#### [WRITTEN EXERCISE]
Copy out exactly the lines spanning the line with "Parse this chart and return its data as JSON." to the line with "Read all visible content and emit it as JSON.", inclusive, from the data underneath, with no pictures.

[Figure content listings]
══════
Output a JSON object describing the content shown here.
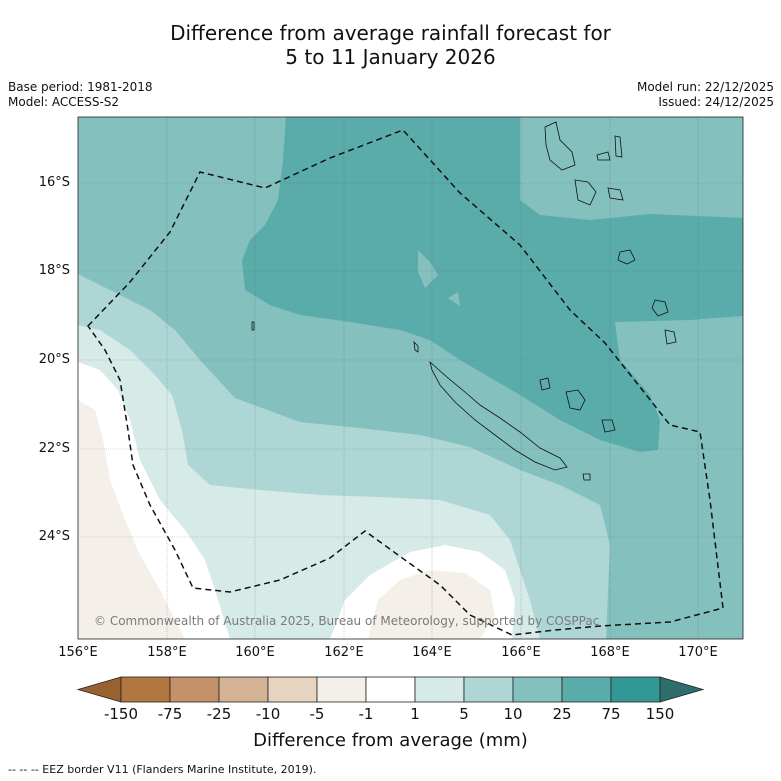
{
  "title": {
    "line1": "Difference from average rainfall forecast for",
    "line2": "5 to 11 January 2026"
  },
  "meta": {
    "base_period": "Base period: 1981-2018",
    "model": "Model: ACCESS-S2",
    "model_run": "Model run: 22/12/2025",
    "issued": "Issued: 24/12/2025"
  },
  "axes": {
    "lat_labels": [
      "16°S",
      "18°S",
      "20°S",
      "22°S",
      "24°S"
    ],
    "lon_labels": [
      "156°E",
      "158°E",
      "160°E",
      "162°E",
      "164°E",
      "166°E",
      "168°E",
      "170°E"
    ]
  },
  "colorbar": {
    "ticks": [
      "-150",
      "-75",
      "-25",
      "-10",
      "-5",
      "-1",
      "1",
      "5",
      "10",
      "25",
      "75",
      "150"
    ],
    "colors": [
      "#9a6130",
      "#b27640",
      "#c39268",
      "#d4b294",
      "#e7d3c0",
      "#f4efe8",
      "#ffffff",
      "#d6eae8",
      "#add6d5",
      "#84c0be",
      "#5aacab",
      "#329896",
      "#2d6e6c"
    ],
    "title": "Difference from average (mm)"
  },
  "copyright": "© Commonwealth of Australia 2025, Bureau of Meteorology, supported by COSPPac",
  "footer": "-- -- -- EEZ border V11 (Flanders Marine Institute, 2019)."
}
══════
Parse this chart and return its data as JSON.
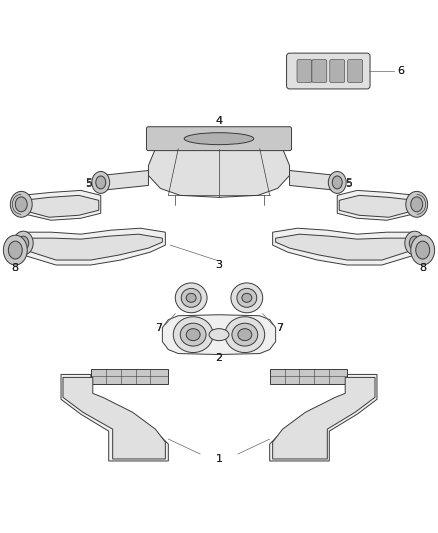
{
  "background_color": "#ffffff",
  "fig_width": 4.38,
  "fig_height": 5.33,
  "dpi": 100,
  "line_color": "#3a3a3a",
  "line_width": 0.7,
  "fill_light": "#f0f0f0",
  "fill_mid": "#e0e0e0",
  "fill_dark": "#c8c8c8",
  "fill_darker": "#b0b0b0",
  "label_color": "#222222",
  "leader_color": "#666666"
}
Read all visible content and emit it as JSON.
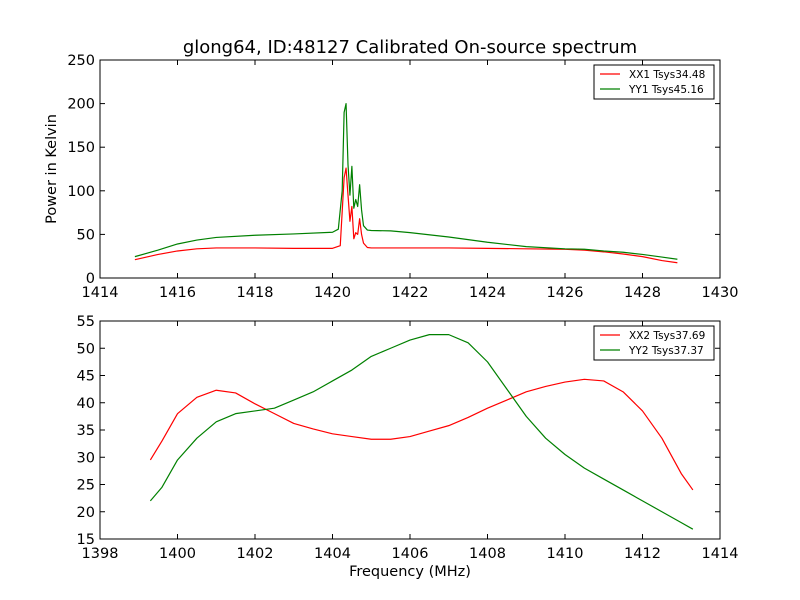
══════
#### [TASK ANSWER]
Parse this chart and return its data as JSON.
{
  "background_color": "#ffffff",
  "fig_width": 4.38,
  "fig_height": 5.33,
  "dpi": 100,
  "line_color": "#3a3a3a",
  "line_width": 0.7,
  "fill_light": "#f0f0f0",
  "fill_mid": "#e0e0e0",
  "fill_dark": "#c8c8c8",
  "fill_darker": "#b0b0b0",
  "label_color": "#222222",
  "leader_color": "#666666"
}
Read all visible content and emit it as JSON.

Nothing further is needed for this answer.